▶ **Material**:
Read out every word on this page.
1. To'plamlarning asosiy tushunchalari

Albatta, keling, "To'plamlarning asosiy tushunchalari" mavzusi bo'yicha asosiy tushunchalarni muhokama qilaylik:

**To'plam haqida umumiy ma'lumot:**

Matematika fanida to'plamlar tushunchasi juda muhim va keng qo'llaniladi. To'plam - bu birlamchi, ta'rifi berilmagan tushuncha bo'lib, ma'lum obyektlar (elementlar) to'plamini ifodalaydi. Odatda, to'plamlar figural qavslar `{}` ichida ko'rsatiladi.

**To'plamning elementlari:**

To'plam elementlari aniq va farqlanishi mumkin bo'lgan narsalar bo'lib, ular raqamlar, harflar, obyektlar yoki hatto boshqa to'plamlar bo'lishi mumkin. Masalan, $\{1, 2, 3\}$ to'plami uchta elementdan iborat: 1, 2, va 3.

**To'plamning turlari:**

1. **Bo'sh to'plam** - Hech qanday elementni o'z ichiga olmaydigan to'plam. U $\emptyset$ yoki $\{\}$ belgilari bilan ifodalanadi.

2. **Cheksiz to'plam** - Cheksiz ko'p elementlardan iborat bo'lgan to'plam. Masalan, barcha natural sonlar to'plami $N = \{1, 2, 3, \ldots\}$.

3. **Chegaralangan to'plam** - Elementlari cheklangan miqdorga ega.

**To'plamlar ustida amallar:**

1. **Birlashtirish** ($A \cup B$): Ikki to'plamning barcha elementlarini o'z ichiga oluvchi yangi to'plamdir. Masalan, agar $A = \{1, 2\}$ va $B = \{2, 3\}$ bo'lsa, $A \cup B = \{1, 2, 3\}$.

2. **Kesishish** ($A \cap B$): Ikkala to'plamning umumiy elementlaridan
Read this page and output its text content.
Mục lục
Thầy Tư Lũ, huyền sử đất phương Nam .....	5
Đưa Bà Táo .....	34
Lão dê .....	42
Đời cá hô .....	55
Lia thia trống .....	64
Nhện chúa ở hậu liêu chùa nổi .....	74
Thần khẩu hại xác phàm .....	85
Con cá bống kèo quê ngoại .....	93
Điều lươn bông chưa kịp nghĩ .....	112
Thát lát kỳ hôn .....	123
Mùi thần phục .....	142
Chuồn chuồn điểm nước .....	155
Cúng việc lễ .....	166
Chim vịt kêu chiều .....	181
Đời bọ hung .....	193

▶ **Challenge**: Retype all the material above precisely, with no line left out.

▶ **Task answer**:
Read out every word on this page.
1. To'plamlarning asosiy tushunchalari

Albatta, keling, "To'plamlarning asosiy tushunchalari" mavzusi bo'yicha asosiy tushunchalarni muhokama qilaylik:

**To'plam haqida umumiy ma'lumot:**

Matematika fanida to'plamlar tushunchasi juda muhim va keng qo'llaniladi. To'plam - bu birlamchi, ta'rifi berilmagan tushuncha bo'lib, ma'lum obyektlar (elementlar) to'plamini ifodalaydi. Odatda, to'plamlar figural qavslar `{}` ichida ko'rsatiladi.

**To'plamning elementlari:**

To'plam elementlari aniq va farqlanishi mumkin bo'lgan narsalar bo'lib, ular raqamlar, harflar, obyektlar yoki hatto boshqa to'plamlar bo'lishi mumkin. Masalan, $\{1, 2, 3\}$ to'plami uchta elementdan iborat: 1, 2, va 3.

**To'plamning turlari:**

1. **Bo'sh to'plam** - Hech qanday elementni o'z ichiga olmaydigan to'plam. U $\emptyset$ yoki $\{\}$ belgilari bilan ifodalanadi.

2. **Cheksiz to'plam** - Cheksiz ko'p elementlardan iborat bo'lgan to'plam. Masalan, barcha natural sonlar to'plami $N = \{1, 2, 3, \ldots\}$.

3. **Chegaralangan to'plam** - Elementlari cheklangan miqdorga ega.

**To'plamlar ustida amallar:**

1. **Birlashtirish** ($A \cup B$): Ikki to'plamning barcha elementlarini o'z ichiga oluvchi yangi to'plamdir. Masalan, agar $A = \{1, 2\}$ va $B = \{2, 3\}$ bo'lsa, $A \cup B = \{1, 2, 3\}$.

2. **Kesishish** ($A \cap B$): Ikkala to'plamning umumiy elementlaridan
Read this page and output its text content.
Mục lục
Thầy Tư Lũ, huyền sử đất phương Nam .....	5
Đưa Bà Táo .....	34
Lão dê .....	42
Đời cá hô .....	55
Lia thia trống .....	64
Nhện chúa ở hậu liêu chùa nổi .....	74
Thần khẩu hại xác phàm .....	85
Con cá bống kèo quê ngoại .....	93
Điều lươn bông chưa kịp nghĩ .....	112
Thát lát kỳ hôn .....	123
Mùi thần phục .....	142
Chuồn chuồn điểm nước .....	155
Cúng việc lễ .....	166
Chim vịt kêu chiều .....	181
Đời bọ hung .....	193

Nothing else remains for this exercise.